* To do *
Would you copy out the whole listing exactly as given?
-- Start Input --
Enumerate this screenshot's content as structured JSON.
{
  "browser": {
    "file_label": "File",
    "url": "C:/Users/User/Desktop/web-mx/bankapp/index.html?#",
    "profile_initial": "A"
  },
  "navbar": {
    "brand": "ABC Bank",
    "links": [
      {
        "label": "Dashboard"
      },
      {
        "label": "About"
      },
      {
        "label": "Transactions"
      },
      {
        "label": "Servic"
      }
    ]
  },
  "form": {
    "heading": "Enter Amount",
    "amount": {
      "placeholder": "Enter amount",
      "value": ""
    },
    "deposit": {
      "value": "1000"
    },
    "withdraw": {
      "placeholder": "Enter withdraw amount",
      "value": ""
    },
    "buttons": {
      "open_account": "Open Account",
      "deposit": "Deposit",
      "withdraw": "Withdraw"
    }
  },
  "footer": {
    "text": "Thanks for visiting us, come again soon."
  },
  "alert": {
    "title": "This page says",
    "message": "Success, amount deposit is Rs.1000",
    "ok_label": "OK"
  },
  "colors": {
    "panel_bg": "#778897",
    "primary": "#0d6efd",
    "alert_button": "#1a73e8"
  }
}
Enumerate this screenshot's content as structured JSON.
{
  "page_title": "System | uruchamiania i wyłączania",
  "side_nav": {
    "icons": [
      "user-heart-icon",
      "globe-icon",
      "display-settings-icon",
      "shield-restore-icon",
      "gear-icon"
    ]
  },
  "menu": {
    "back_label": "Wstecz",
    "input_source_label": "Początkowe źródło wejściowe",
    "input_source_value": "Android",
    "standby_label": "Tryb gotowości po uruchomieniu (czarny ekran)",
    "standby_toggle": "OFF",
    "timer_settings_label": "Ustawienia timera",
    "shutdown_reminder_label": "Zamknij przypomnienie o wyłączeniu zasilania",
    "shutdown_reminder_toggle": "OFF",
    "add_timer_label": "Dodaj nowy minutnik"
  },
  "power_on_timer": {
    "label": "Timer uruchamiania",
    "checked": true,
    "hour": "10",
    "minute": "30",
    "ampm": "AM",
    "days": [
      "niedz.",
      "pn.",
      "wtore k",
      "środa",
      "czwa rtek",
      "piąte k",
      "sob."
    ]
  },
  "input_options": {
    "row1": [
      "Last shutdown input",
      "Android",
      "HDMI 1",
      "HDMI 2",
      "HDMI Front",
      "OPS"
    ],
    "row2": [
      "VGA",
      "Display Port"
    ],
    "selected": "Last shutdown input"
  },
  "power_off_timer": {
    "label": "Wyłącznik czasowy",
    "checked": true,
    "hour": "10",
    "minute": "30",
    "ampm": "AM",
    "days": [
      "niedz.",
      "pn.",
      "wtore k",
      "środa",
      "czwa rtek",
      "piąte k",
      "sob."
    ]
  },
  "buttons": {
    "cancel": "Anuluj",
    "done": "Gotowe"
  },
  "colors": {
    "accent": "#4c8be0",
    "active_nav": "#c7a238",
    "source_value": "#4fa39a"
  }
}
-- End Input --
* Response to this exercise *
Enumerate this screenshot's content as structured JSON.
{
  "browser": {
    "file_label": "File",
    "url": "C:/Users/User/Desktop/web-mx/bankapp/index.html?#",
    "profile_initial": "A"
  },
  "navbar": {
    "brand": "ABC Bank",
    "links": [
      {
        "label": "Dashboard"
      },
      {
        "label": "About"
      },
      {
        "label": "Transactions"
      },
      {
        "label": "Servic"
      }
    ]
  },
  "form": {
    "heading": "Enter Amount",
    "amount": {
      "placeholder": "Enter amount",
      "value": ""
    },
    "deposit": {
      "value": "1000"
    },
    "withdraw": {
      "placeholder": "Enter withdraw amount",
      "value": ""
    },
    "buttons": {
      "open_account": "Open Account",
      "deposit": "Deposit",
      "withdraw": "Withdraw"
    }
  },
  "footer": {
    "text": "Thanks for visiting us, come again soon."
  },
  "alert": {
    "title": "This page says",
    "message": "Success, amount deposit is Rs.1000",
    "ok_label": "OK"
  },
  "colors": {
    "panel_bg": "#778897",
    "primary": "#0d6efd",
    "alert_button": "#1a73e8"
  }
}
Enumerate this screenshot's content as structured JSON.
{
  "page_title": "System | uruchamiania i wyłączania",
  "side_nav": {
    "icons": [
      "user-heart-icon",
      "globe-icon",
      "display-settings-icon",
      "shield-restore-icon",
      "gear-icon"
    ]
  },
  "menu": {
    "back_label": "Wstecz",
    "input_source_label": "Początkowe źródło wejściowe",
    "input_source_value": "Android",
    "standby_label": "Tryb gotowości po uruchomieniu (czarny ekran)",
    "standby_toggle": "OFF",
    "timer_settings_label": "Ustawienia timera",
    "shutdown_reminder_label": "Zamknij przypomnienie o wyłączeniu zasilania",
    "shutdown_reminder_toggle": "OFF",
    "add_timer_label": "Dodaj nowy minutnik"
  },
  "power_on_timer": {
    "label": "Timer uruchamiania",
    "checked": true,
    "hour": "10",
    "minute": "30",
    "ampm": "AM",
    "days": [
      "niedz.",
      "pn.",
      "wtore k",
      "środa",
      "czwa rtek",
      "piąte k",
      "sob."
    ]
  },
  "input_options": {
    "row1": [
      "Last shutdown input",
      "Android",
      "HDMI 1",
      "HDMI 2",
      "HDMI Front",
      "OPS"
    ],
    "row2": [
      "VGA",
      "Display Port"
    ],
    "selected": "Last shutdown input"
  },
  "power_off_timer": {
    "label": "Wyłącznik czasowy",
    "checked": true,
    "hour": "10",
    "minute": "30",
    "ampm": "AM",
    "days": [
      "niedz.",
      "pn.",
      "wtore k",
      "środa",
      "czwa rtek",
      "piąte k",
      "sob."
    ]
  },
  "buttons": {
    "cancel": "Anuluj",
    "done": "Gotowe"
  },
  "colors": {
    "accent": "#4c8be0",
    "active_nav": "#c7a238",
    "source_value": "#4fa39a"
  }
}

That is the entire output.